Given request: Repeat every line below exactly, word for word.

Records supplied:
* begin *

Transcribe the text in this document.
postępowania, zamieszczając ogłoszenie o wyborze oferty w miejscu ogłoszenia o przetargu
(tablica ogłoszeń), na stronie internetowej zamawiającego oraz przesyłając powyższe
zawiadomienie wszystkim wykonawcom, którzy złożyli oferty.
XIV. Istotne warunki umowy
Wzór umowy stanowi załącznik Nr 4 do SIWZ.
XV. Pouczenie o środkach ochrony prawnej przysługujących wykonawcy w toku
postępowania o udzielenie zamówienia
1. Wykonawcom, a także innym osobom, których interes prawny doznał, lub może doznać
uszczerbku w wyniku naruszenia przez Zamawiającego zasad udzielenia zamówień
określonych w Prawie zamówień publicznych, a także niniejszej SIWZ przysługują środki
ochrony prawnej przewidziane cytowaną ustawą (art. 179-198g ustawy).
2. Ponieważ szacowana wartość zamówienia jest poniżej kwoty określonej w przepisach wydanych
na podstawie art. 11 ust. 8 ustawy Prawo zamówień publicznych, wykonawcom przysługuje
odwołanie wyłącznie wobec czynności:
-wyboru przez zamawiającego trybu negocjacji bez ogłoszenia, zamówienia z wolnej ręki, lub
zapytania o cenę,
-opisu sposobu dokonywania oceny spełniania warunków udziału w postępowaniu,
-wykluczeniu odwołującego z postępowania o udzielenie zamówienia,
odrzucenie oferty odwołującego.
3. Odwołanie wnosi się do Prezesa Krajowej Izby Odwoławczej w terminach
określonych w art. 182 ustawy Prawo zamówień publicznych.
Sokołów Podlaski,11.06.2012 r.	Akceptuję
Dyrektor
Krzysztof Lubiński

* end *

Answer:
Transcribe the text in this document.
postępowania, zamieszczając ogłoszenie o wyborze oferty w miejscu ogłoszenia o przetargu
(tablica ogłoszeń), na stronie internetowej zamawiającego oraz przesyłając powyższe
zawiadomienie wszystkim wykonawcom, którzy złożyli oferty.
XIV. Istotne warunki umowy
Wzór umowy stanowi załącznik Nr 4 do SIWZ.
XV. Pouczenie o środkach ochrony prawnej przysługujących wykonawcy w toku
postępowania o udzielenie zamówienia
1. Wykonawcom, a także innym osobom, których interes prawny doznał, lub może doznać
uszczerbku w wyniku naruszenia przez Zamawiającego zasad udzielenia zamówień
określonych w Prawie zamówień publicznych, a także niniejszej SIWZ przysługują środki
ochrony prawnej przewidziane cytowaną ustawą (art. 179-198g ustawy).
2. Ponieważ szacowana wartość zamówienia jest poniżej kwoty określonej w przepisach wydanych
na podstawie art. 11 ust. 8 ustawy Prawo zamówień publicznych, wykonawcom przysługuje
odwołanie wyłącznie wobec czynności:
-wyboru przez zamawiającego trybu negocjacji bez ogłoszenia, zamówienia z wolnej ręki, lub
zapytania o cenę,
-opisu sposobu dokonywania oceny spełniania warunków udziału w postępowaniu,
-wykluczeniu odwołującego z postępowania o udzielenie zamówienia,
odrzucenie oferty odwołującego.
3. Odwołanie wnosi się do Prezesa Krajowej Izby Odwoławczej w terminach
określonych w art. 182 ustawy Prawo zamówień publicznych.
Sokołów Podlaski,11.06.2012 r.	Akceptuję
Dyrektor
Krzysztof Lubiński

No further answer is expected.